• [Recorded information]:
^^^^^^^^

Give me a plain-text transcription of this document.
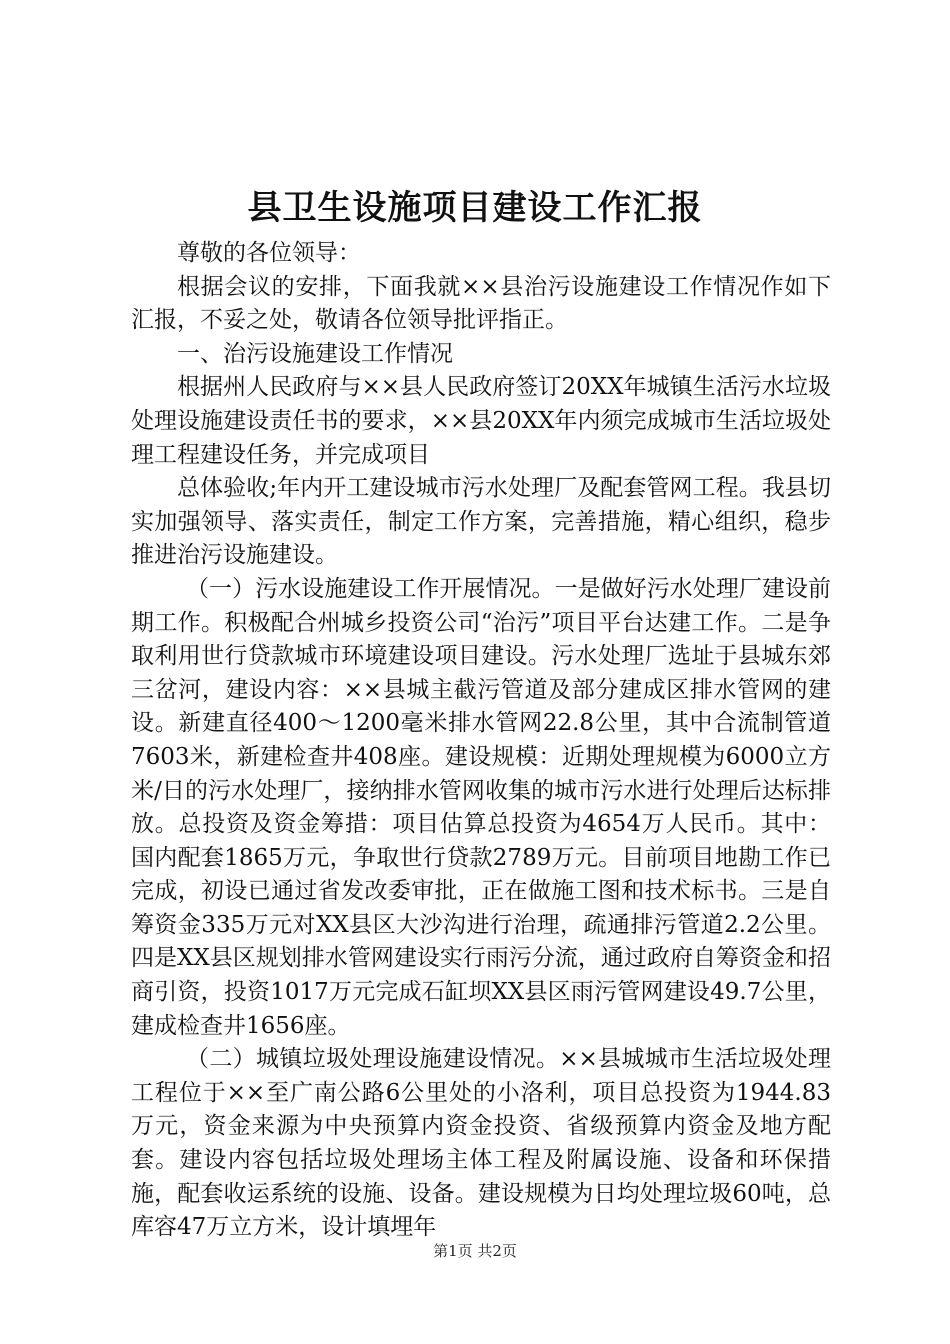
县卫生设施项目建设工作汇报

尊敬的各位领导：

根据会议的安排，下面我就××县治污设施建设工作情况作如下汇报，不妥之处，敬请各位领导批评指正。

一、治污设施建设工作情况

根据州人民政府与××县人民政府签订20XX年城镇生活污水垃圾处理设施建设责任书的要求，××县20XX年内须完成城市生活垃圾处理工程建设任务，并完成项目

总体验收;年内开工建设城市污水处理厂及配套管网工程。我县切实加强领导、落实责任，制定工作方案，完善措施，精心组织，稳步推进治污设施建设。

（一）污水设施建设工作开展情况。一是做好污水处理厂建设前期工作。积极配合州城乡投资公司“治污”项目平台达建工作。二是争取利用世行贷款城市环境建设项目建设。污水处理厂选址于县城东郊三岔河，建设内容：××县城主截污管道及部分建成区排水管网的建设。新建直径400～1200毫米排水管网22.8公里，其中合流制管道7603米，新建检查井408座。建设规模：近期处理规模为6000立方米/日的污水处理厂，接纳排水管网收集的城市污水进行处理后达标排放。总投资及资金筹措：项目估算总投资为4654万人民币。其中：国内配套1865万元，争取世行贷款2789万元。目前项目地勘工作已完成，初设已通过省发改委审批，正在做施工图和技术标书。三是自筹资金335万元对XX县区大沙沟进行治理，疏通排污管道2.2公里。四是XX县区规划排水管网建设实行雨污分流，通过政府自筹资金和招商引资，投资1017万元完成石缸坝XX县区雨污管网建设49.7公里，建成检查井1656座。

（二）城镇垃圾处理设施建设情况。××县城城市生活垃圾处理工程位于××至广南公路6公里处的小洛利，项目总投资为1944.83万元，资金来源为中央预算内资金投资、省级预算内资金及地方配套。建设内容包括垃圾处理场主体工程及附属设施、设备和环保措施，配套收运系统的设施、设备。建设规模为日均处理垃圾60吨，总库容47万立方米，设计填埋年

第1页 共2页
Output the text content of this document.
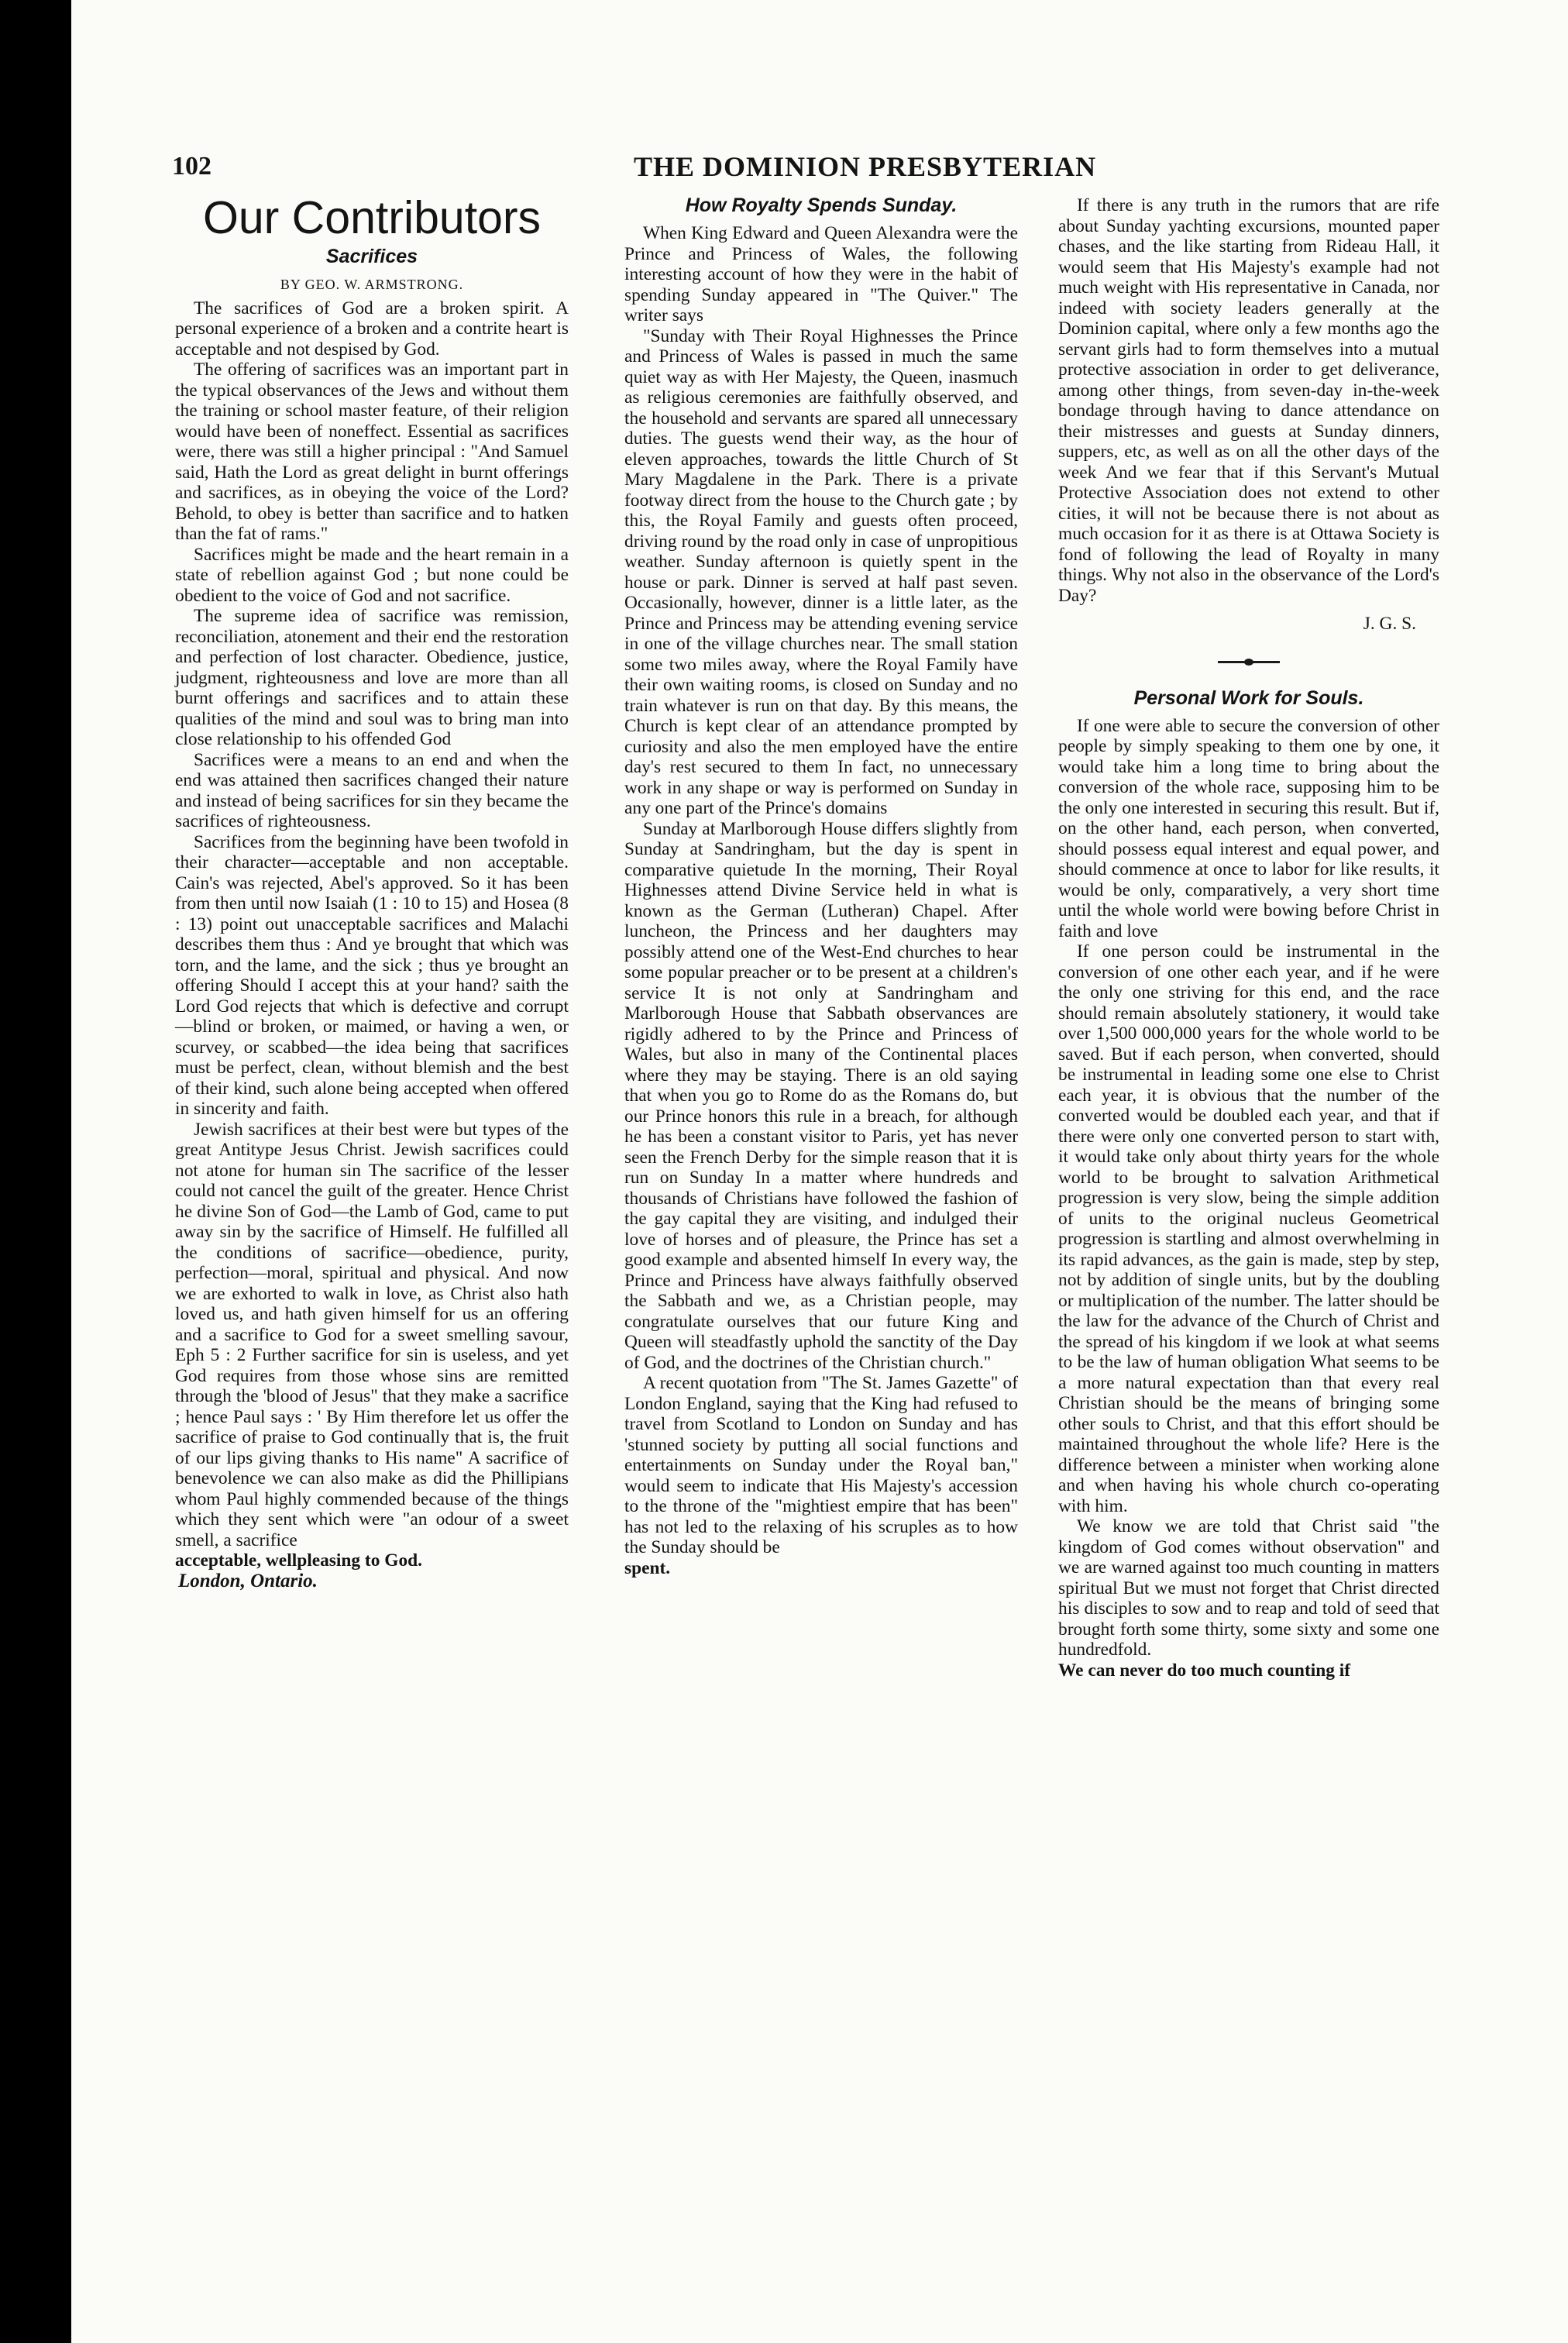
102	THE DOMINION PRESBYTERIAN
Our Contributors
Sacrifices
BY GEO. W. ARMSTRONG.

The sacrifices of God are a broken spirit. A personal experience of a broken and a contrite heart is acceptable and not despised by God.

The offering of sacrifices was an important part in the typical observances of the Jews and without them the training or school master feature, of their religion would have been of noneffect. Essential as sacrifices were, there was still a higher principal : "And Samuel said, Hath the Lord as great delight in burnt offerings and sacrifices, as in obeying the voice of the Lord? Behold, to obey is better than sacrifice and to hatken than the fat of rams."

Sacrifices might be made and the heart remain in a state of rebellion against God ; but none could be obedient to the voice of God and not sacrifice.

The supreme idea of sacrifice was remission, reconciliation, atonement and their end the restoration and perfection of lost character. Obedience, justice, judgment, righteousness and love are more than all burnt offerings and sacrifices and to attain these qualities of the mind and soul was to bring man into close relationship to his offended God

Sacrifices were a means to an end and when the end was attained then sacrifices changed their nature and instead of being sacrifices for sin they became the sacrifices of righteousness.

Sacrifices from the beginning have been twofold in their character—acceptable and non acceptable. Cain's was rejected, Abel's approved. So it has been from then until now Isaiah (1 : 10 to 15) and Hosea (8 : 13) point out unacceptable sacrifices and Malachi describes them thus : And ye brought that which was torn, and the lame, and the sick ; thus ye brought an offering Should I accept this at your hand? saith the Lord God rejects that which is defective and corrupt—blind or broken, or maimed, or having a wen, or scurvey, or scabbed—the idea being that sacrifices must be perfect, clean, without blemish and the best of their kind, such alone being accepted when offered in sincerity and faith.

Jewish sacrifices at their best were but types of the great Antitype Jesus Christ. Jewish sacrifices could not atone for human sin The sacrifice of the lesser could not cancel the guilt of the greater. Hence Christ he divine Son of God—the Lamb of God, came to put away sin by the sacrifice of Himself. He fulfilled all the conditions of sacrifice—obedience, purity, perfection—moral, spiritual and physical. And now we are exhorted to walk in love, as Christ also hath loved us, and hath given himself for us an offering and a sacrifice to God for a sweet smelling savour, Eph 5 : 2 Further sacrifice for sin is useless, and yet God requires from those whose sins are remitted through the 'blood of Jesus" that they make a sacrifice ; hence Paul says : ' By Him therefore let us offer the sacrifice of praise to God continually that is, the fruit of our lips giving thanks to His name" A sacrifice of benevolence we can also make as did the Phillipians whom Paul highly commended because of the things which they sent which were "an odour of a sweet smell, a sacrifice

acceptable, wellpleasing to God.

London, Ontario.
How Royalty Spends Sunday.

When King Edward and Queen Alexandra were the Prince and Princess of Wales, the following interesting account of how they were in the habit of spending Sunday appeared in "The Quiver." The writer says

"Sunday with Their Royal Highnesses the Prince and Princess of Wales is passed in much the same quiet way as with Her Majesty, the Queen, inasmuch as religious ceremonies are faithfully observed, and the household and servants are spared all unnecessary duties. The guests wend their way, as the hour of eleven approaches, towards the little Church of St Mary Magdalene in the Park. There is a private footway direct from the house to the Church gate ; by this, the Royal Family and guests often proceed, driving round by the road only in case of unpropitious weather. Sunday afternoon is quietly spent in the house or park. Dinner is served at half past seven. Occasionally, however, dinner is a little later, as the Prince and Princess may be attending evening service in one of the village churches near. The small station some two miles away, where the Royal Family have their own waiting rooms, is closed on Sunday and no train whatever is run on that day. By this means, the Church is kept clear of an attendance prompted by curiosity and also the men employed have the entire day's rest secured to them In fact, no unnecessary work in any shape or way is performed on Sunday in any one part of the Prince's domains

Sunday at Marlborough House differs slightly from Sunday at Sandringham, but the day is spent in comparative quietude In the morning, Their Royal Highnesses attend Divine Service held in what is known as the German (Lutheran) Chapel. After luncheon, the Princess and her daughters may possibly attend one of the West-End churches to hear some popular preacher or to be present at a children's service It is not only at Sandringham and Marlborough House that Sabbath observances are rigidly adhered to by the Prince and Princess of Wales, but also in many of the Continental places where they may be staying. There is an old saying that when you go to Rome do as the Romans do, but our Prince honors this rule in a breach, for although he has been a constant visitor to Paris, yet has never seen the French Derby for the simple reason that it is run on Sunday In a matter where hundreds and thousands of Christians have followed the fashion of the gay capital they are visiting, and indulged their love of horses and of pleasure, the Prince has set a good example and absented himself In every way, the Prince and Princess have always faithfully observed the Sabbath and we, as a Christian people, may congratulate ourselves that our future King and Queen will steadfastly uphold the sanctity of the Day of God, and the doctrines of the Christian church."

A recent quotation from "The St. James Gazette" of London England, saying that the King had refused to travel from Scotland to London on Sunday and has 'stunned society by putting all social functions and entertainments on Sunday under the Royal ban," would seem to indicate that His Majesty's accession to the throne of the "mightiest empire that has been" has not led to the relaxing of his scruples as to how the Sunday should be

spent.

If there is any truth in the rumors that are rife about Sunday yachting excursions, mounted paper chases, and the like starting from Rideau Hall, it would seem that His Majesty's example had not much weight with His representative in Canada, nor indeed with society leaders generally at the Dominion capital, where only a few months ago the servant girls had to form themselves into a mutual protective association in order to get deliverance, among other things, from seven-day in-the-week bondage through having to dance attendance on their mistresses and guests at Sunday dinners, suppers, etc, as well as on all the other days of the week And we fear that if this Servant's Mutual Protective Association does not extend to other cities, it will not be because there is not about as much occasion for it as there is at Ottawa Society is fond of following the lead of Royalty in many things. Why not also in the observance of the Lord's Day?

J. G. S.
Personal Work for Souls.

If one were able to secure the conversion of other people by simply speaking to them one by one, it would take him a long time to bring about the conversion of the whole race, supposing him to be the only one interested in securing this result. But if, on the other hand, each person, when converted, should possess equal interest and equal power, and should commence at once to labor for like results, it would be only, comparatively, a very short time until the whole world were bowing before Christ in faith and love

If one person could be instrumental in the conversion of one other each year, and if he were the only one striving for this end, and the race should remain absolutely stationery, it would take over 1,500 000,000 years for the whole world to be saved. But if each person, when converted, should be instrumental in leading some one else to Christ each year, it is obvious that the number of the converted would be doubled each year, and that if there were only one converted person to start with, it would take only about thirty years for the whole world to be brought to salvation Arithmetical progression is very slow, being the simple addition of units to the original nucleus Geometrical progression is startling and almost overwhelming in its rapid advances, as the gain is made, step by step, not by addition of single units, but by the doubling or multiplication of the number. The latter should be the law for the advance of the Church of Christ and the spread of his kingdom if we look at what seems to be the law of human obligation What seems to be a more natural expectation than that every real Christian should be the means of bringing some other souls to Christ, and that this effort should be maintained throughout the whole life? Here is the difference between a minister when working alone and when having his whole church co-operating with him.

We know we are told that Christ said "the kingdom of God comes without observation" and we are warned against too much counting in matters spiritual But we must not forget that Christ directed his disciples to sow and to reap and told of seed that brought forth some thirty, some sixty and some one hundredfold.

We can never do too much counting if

^^^^^^^^

• [Aim]: Extract, from the material above, each line holding the word "heart".

• [Reply]:
The sacrifices of God are a broken spirit. A personal experience of a broken and a contrite heart is acceptable and not despised by God.
Sacrifices might be made and the heart remain in a state of rebellion against God ; but none could be obedient to the voice of God and not sacrifice.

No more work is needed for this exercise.